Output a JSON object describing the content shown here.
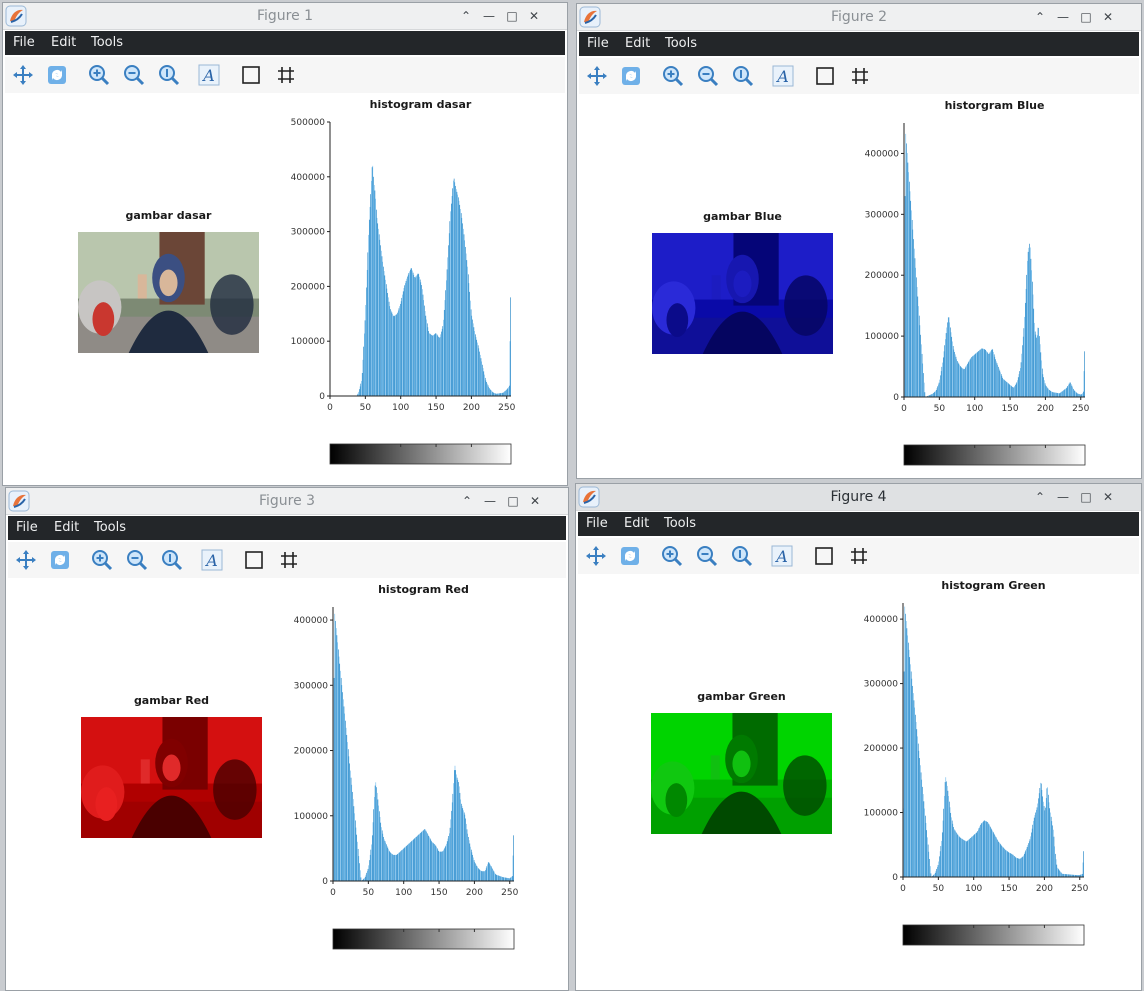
{
  "app": {
    "menu": [
      "File",
      "Edit",
      "Tools"
    ],
    "toolbar_icons": [
      "pan-icon",
      "rotate-icon",
      "zoom-in-icon",
      "zoom-out-icon",
      "zoom-reset-icon",
      "text-icon",
      "box-icon",
      "grid-icon"
    ]
  },
  "colors": {
    "bar": "#0072bd",
    "bar_edge": "#5fb3ea",
    "menubar": "#232629"
  },
  "figures": [
    {
      "title": "Figure 1",
      "image_title": "gambar dasar",
      "image_type": "original-photo",
      "chart_data": {
        "type": "bar",
        "title": "histogram dasar",
        "x_ticks": [
          "0",
          "50",
          "100",
          "150",
          "200",
          "250"
        ],
        "y_ticks": [
          "0",
          "100000",
          "200000",
          "300000",
          "400000",
          "500000"
        ],
        "xlim": [
          0,
          256
        ],
        "ylim": [
          0,
          500000
        ],
        "colorbar": "grayscale",
        "x": [
          37,
          40,
          45,
          50,
          55,
          58,
          60,
          62,
          64,
          66,
          70,
          75,
          80,
          85,
          90,
          95,
          100,
          105,
          110,
          115,
          120,
          125,
          130,
          135,
          140,
          145,
          150,
          155,
          160,
          165,
          170,
          175,
          178,
          182,
          186,
          190,
          195,
          200,
          205,
          210,
          215,
          220,
          225,
          230,
          235,
          240,
          245,
          250,
          252,
          254,
          255
        ],
        "y": [
          0,
          5000,
          30000,
          150000,
          310000,
          380000,
          430000,
          390000,
          370000,
          330000,
          290000,
          240000,
          200000,
          160000,
          145000,
          150000,
          170000,
          200000,
          220000,
          235000,
          215000,
          225000,
          200000,
          150000,
          115000,
          110000,
          115000,
          105000,
          130000,
          220000,
          330000,
          400000,
          380000,
          360000,
          330000,
          290000,
          230000,
          150000,
          115000,
          90000,
          60000,
          30000,
          15000,
          7000,
          4000,
          5000,
          6000,
          12000,
          15000,
          20000,
          180000
        ]
      }
    },
    {
      "title": "Figure 2",
      "image_title": "gambar Blue",
      "image_type": "blue-channel",
      "chart_data": {
        "type": "bar",
        "title": "historgram Blue",
        "x_ticks": [
          "0",
          "50",
          "100",
          "150",
          "200",
          "250"
        ],
        "y_ticks": [
          "0",
          "100000",
          "200000",
          "300000",
          "400000"
        ],
        "xlim": [
          0,
          256
        ],
        "ylim": [
          0,
          450000
        ],
        "colorbar": "grayscale",
        "x": [
          0,
          2,
          30,
          40,
          45,
          50,
          55,
          60,
          63,
          66,
          70,
          75,
          80,
          85,
          90,
          95,
          100,
          105,
          110,
          115,
          120,
          125,
          130,
          135,
          140,
          145,
          150,
          155,
          160,
          165,
          170,
          175,
          178,
          182,
          185,
          188,
          190,
          193,
          196,
          200,
          205,
          210,
          220,
          230,
          235,
          240,
          245,
          250,
          252,
          254,
          255
        ],
        "y": [
          0,
          440000,
          0,
          5000,
          10000,
          25000,
          60000,
          110000,
          135000,
          110000,
          80000,
          60000,
          50000,
          45000,
          55000,
          65000,
          70000,
          75000,
          80000,
          78000,
          70000,
          80000,
          60000,
          45000,
          30000,
          25000,
          20000,
          15000,
          25000,
          50000,
          120000,
          235000,
          255000,
          180000,
          110000,
          95000,
          120000,
          80000,
          40000,
          20000,
          12000,
          8000,
          6000,
          15000,
          25000,
          12000,
          6000,
          4000,
          5000,
          10000,
          75000
        ]
      }
    },
    {
      "title": "Figure 3",
      "image_title": "gambar Red",
      "image_type": "red-channel",
      "chart_data": {
        "type": "bar",
        "title": "histogram Red",
        "x_ticks": [
          "0",
          "50",
          "100",
          "150",
          "200",
          "250"
        ],
        "y_ticks": [
          "0",
          "100000",
          "200000",
          "300000",
          "400000"
        ],
        "xlim": [
          0,
          256
        ],
        "ylim": [
          0,
          420000
        ],
        "colorbar": "grayscale",
        "x": [
          0,
          2,
          40,
          45,
          50,
          55,
          58,
          60,
          62,
          64,
          68,
          72,
          76,
          80,
          85,
          90,
          95,
          100,
          105,
          110,
          115,
          120,
          125,
          130,
          135,
          140,
          145,
          150,
          155,
          160,
          165,
          170,
          172,
          175,
          178,
          181,
          184,
          187,
          190,
          195,
          200,
          205,
          210,
          215,
          220,
          225,
          230,
          240,
          250,
          254,
          255
        ],
        "y": [
          0,
          415000,
          0,
          5000,
          20000,
          60000,
          120000,
          155000,
          140000,
          120000,
          85000,
          65000,
          55000,
          45000,
          40000,
          40000,
          45000,
          50000,
          55000,
          60000,
          65000,
          70000,
          75000,
          80000,
          70000,
          60000,
          55000,
          45000,
          45000,
          55000,
          75000,
          140000,
          180000,
          160000,
          150000,
          120000,
          110000,
          100000,
          75000,
          50000,
          30000,
          20000,
          15000,
          15000,
          30000,
          20000,
          10000,
          6000,
          4000,
          8000,
          70000
        ]
      }
    },
    {
      "title": "Figure 4",
      "image_title": "gambar Green",
      "image_type": "green-channel",
      "chart_data": {
        "type": "bar",
        "title": "histogram Green",
        "x_ticks": [
          "0",
          "50",
          "100",
          "150",
          "200",
          "250"
        ],
        "y_ticks": [
          "0",
          "100000",
          "200000",
          "300000",
          "400000"
        ],
        "xlim": [
          0,
          256
        ],
        "ylim": [
          0,
          425000
        ],
        "colorbar": "grayscale",
        "x": [
          0,
          2,
          40,
          45,
          50,
          55,
          58,
          60,
          62,
          64,
          68,
          72,
          76,
          80,
          85,
          90,
          95,
          100,
          105,
          110,
          115,
          120,
          125,
          130,
          135,
          140,
          145,
          150,
          155,
          160,
          165,
          170,
          175,
          180,
          185,
          190,
          195,
          198,
          201,
          204,
          207,
          210,
          213,
          215,
          218,
          225,
          235,
          245,
          250,
          254,
          255
        ],
        "y": [
          0,
          425000,
          0,
          5000,
          20000,
          60000,
          115000,
          158000,
          145000,
          130000,
          95000,
          75000,
          68000,
          62000,
          58000,
          55000,
          60000,
          65000,
          70000,
          82000,
          88000,
          85000,
          75000,
          65000,
          55000,
          48000,
          42000,
          38000,
          35000,
          30000,
          28000,
          32000,
          45000,
          60000,
          90000,
          110000,
          150000,
          120000,
          100000,
          145000,
          110000,
          90000,
          70000,
          40000,
          15000,
          5000,
          4000,
          3000,
          3000,
          5000,
          40000
        ]
      }
    }
  ]
}
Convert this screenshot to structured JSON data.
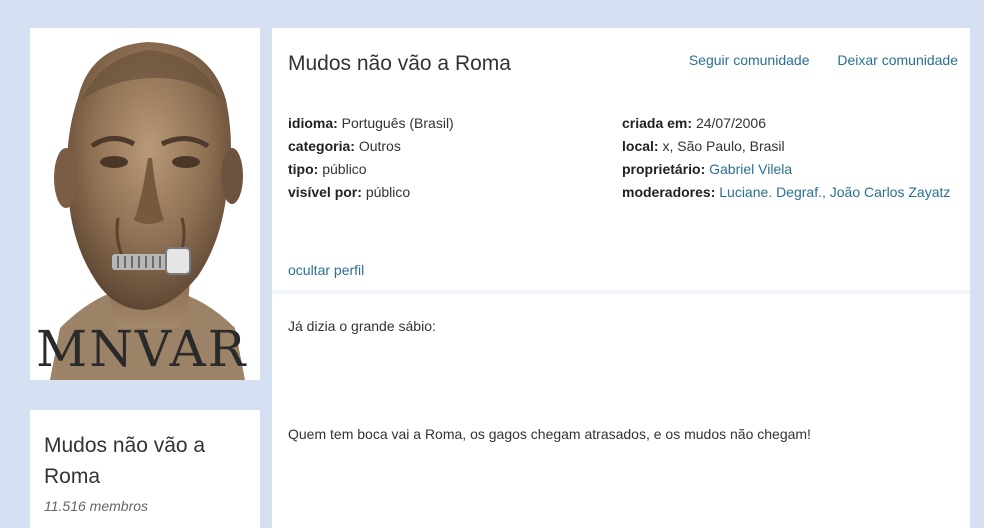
────
Do not include the images; transcribe the rest of the listing exactly.

Output a JSON object describing the content shown here.
{
  "app": {
    "menu": [
      "File",
      "Edit",
      "Tools"
    ],
    "toolbar_icons": [
      "pan-icon",
      "rotate-icon",
      "zoom-in-icon",
      "zoom-out-icon",
      "zoom-reset-icon",
      "text-icon",
      "box-icon",
      "grid-icon"
    ]
  },
  "colors": {
    "bar": "#0072bd",
    "bar_edge": "#5fb3ea",
    "menubar": "#232629"
  },
  "figures": [
    {
      "title": "Figure 1",
      "image_title": "gambar dasar",
      "image_type": "original-photo",
      "chart_data": {
        "type": "bar",
        "title": "histogram dasar",
        "x_ticks": [
          "0",
          "50",
          "100",
          "150",
          "200",
          "250"
        ],
        "y_ticks": [
          "0",
          "100000",
          "200000",
          "300000",
          "400000",
          "500000"
        ],
        "xlim": [
          0,
          256
        ],
        "ylim": [
          0,
          500000
        ],
        "colorbar": "grayscale",
        "x": [
          37,
          40,
          45,
          50,
          55,
          58,
          60,
          62,
          64,
          66,
          70,
          75,
          80,
          85,
          90,
          95,
          100,
          105,
          110,
          115,
          120,
          125,
          130,
          135,
          140,
          145,
          150,
          155,
          160,
          165,
          170,
          175,
          178,
          182,
          186,
          190,
          195,
          200,
          205,
          210,
          215,
          220,
          225,
          230,
          235,
          240,
          245,
          250,
          252,
          254,
          255
        ],
        "y": [
          0,
          5000,
          30000,
          150000,
          310000,
          380000,
          430000,
          390000,
          370000,
          330000,
          290000,
          240000,
          200000,
          160000,
          145000,
          150000,
          170000,
          200000,
          220000,
          235000,
          215000,
          225000,
          200000,
          150000,
          115000,
          110000,
          115000,
          105000,
          130000,
          220000,
          330000,
          400000,
          380000,
          360000,
          330000,
          290000,
          230000,
          150000,
          115000,
          90000,
          60000,
          30000,
          15000,
          7000,
          4000,
          5000,
          6000,
          12000,
          15000,
          20000,
          180000
        ]
      }
    },
    {
      "title": "Figure 2",
      "image_title": "gambar Blue",
      "image_type": "blue-channel",
      "chart_data": {
        "type": "bar",
        "title": "historgram Blue",
        "x_ticks": [
          "0",
          "50",
          "100",
          "150",
          "200",
          "250"
        ],
        "y_ticks": [
          "0",
          "100000",
          "200000",
          "300000",
          "400000"
        ],
        "xlim": [
          0,
          256
        ],
        "ylim": [
          0,
          450000
        ],
        "colorbar": "grayscale",
        "x": [
          0,
          2,
          30,
          40,
          45,
          50,
          55,
          60,
          63,
          66,
          70,
          75,
          80,
          85,
          90,
          95,
          100,
          105,
          110,
          115,
          120,
          125,
          130,
          135,
          140,
          145,
          150,
          155,
          160,
          165,
          170,
          175,
          178,
          182,
          185,
          188,
          190,
          193,
          196,
          200,
          205,
          210,
          220,
          230,
          235,
          240,
          245,
          250,
          252,
          254,
          255
        ],
        "y": [
          0,
          440000,
          0,
          5000,
          10000,
          25000,
          60000,
          110000,
          135000,
          110000,
          80000,
          60000,
          50000,
          45000,
          55000,
          65000,
          70000,
          75000,
          80000,
          78000,
          70000,
          80000,
          60000,
          45000,
          30000,
          25000,
          20000,
          15000,
          25000,
          50000,
          120000,
          235000,
          255000,
          180000,
          110000,
          95000,
          120000,
          80000,
          40000,
          20000,
          12000,
          8000,
          6000,
          15000,
          25000,
          12000,
          6000,
          4000,
          5000,
          10000,
          75000
        ]
      }
    },
    {
      "title": "Figure 3",
      "image_title": "gambar Red",
      "image_type": "red-channel",
      "chart_data": {
        "type": "bar",
        "title": "histogram Red",
        "x_ticks": [
          "0",
          "50",
          "100",
          "150",
          "200",
          "250"
        ],
        "y_ticks": [
          "0",
          "100000",
          "200000",
          "300000",
          "400000"
        ],
        "xlim": [
          0,
          256
        ],
        "ylim": [
          0,
          420000
        ],
        "colorbar": "grayscale",
        "x": [
          0,
          2,
          40,
          45,
          50,
          55,
          58,
          60,
          62,
          64,
          68,
          72,
          76,
          80,
          85,
          90,
          95,
          100,
          105,
          110,
          115,
          120,
          125,
          130,
          135,
          140,
          145,
          150,
          155,
          160,
          165,
          170,
          172,
          175,
          178,
          181,
          184,
          187,
          190,
          195,
          200,
          205,
          210,
          215,
          220,
          225,
          230,
          240,
          250,
          254,
          255
        ],
        "y": [
          0,
          415000,
          0,
          5000,
          20000,
          60000,
          120000,
          155000,
          140000,
          120000,
          85000,
          65000,
          55000,
          45000,
          40000,
          40000,
          45000,
          50000,
          55000,
          60000,
          65000,
          70000,
          75000,
          80000,
          70000,
          60000,
          55000,
          45000,
          45000,
          55000,
          75000,
          140000,
          180000,
          160000,
          150000,
          120000,
          110000,
          100000,
          75000,
          50000,
          30000,
          20000,
          15000,
          15000,
          30000,
          20000,
          10000,
          6000,
          4000,
          8000,
          70000
        ]
      }
    },
    {
      "title": "Figure 4",
      "image_title": "gambar Green",
      "image_type": "green-channel",
      "chart_data": {
        "type": "bar",
        "title": "histogram Green",
        "x_ticks": [
          "0",
          "50",
          "100",
          "150",
          "200",
          "250"
        ],
        "y_ticks": [
          "0",
          "100000",
          "200000",
          "300000",
          "400000"
        ],
        "xlim": [
          0,
          256
        ],
        "ylim": [
          0,
          425000
        ],
        "colorbar": "grayscale",
        "x": [
          0,
          2,
          40,
          45,
          50,
          55,
          58,
          60,
          62,
          64,
          68,
          72,
          76,
          80,
          85,
          90,
          95,
          100,
          105,
          110,
          115,
          120,
          125,
          130,
          135,
          140,
          145,
          150,
          155,
          160,
          165,
          170,
          175,
          180,
          185,
          190,
          195,
          198,
          201,
          204,
          207,
          210,
          213,
          215,
          218,
          225,
          235,
          245,
          250,
          254,
          255
        ],
        "y": [
          0,
          425000,
          0,
          5000,
          20000,
          60000,
          115000,
          158000,
          145000,
          130000,
          95000,
          75000,
          68000,
          62000,
          58000,
          55000,
          60000,
          65000,
          70000,
          82000,
          88000,
          85000,
          75000,
          65000,
          55000,
          48000,
          42000,
          38000,
          35000,
          30000,
          28000,
          32000,
          45000,
          60000,
          90000,
          110000,
          150000,
          120000,
          100000,
          145000,
          110000,
          90000,
          70000,
          40000,
          15000,
          5000,
          4000,
          3000,
          3000,
          5000,
          40000
        ]
      }
    }
  ]
}
Convert this screenshot to structured JSON data.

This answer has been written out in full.